*** Supplied data

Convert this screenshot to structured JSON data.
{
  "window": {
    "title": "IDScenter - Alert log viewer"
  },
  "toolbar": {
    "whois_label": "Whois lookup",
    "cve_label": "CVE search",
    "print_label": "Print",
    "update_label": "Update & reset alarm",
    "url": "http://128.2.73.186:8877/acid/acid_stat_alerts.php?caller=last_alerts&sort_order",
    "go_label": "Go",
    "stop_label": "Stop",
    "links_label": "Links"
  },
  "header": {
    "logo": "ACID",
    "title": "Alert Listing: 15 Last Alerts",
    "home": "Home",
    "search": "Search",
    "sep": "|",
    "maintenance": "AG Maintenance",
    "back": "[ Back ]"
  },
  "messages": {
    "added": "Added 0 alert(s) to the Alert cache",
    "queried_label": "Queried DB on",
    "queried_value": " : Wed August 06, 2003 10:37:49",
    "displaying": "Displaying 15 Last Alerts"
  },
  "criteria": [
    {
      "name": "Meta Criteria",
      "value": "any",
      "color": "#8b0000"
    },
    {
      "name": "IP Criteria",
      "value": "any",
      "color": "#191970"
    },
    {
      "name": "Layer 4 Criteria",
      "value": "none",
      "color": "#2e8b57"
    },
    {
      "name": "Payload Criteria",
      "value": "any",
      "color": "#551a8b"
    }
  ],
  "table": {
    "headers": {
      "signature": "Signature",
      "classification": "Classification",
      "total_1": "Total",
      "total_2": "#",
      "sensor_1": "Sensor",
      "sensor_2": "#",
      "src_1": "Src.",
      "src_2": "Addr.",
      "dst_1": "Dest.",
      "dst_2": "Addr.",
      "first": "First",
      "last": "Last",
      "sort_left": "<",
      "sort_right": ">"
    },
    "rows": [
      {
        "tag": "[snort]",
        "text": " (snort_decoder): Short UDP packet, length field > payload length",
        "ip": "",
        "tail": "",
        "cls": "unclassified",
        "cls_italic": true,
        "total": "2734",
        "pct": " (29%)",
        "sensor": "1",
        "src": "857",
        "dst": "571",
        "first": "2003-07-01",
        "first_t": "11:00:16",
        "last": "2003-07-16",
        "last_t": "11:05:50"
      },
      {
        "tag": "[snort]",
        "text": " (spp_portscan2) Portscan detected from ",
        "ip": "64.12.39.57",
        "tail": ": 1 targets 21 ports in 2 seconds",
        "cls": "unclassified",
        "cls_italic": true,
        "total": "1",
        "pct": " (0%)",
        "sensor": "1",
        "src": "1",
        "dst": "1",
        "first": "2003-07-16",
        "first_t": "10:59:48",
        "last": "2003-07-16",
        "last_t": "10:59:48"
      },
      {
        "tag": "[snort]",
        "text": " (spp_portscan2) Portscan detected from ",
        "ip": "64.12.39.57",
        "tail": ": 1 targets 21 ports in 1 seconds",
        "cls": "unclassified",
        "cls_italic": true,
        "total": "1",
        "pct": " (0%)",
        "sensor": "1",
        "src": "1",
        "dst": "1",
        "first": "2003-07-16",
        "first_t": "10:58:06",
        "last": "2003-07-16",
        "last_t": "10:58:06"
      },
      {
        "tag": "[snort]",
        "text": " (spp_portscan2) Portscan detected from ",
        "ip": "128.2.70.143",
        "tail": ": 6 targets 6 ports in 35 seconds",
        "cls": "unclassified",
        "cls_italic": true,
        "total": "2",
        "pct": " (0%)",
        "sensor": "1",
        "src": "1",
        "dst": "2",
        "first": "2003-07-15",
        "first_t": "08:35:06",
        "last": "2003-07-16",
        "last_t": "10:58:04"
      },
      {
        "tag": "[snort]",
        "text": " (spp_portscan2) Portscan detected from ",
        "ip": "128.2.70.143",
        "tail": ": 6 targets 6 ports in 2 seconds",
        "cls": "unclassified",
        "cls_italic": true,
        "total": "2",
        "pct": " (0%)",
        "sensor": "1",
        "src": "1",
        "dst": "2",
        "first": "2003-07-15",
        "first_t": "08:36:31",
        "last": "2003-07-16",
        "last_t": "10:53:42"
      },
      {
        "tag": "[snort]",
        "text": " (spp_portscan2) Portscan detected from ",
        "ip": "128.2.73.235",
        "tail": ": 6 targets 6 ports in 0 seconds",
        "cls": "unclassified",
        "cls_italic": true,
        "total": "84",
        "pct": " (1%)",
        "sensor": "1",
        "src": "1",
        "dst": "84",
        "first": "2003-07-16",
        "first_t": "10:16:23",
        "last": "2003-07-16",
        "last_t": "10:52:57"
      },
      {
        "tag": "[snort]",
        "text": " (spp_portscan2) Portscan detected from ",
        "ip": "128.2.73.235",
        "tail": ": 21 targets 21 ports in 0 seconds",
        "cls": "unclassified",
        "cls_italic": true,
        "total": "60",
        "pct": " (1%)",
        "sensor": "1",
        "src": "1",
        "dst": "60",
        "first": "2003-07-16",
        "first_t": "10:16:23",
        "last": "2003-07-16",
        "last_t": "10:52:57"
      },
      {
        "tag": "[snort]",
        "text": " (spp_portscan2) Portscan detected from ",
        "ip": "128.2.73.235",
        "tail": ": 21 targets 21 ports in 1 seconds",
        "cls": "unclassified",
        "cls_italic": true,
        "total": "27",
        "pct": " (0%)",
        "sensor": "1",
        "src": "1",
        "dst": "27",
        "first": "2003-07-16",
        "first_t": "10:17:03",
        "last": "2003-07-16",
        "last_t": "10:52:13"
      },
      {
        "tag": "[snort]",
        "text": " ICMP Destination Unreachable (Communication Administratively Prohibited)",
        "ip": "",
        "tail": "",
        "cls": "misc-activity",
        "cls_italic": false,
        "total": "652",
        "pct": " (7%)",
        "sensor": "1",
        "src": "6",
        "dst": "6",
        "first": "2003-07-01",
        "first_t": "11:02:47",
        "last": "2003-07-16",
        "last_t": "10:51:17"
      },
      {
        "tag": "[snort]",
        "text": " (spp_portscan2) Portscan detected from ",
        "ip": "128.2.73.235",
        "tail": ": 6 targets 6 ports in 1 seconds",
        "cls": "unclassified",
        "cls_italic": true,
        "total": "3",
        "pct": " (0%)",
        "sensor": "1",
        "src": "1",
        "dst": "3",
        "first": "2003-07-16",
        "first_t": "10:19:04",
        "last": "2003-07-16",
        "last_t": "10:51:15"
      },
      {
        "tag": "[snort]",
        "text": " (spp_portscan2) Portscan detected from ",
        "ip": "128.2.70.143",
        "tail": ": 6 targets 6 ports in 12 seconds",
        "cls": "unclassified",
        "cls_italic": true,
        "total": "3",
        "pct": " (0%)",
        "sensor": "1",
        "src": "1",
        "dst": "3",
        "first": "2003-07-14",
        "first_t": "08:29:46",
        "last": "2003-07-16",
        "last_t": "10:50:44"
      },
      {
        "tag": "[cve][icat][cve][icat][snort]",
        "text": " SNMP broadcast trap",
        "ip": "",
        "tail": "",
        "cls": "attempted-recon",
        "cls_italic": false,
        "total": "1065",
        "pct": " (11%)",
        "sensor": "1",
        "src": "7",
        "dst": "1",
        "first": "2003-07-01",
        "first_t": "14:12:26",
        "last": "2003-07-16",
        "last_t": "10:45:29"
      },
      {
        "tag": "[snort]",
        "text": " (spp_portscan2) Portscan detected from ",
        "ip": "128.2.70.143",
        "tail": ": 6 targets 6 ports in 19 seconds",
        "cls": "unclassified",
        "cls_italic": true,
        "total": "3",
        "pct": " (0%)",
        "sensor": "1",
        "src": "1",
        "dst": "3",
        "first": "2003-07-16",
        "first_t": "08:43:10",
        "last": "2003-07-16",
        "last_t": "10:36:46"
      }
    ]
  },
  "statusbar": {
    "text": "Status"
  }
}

******

Your objective: Copy out every line of the material above that mentions the word "color".

Exercise output:
      "color": "#8b0000"
      "color": "#191970"
      "color": "#2e8b57"
      "color": "#551a8b"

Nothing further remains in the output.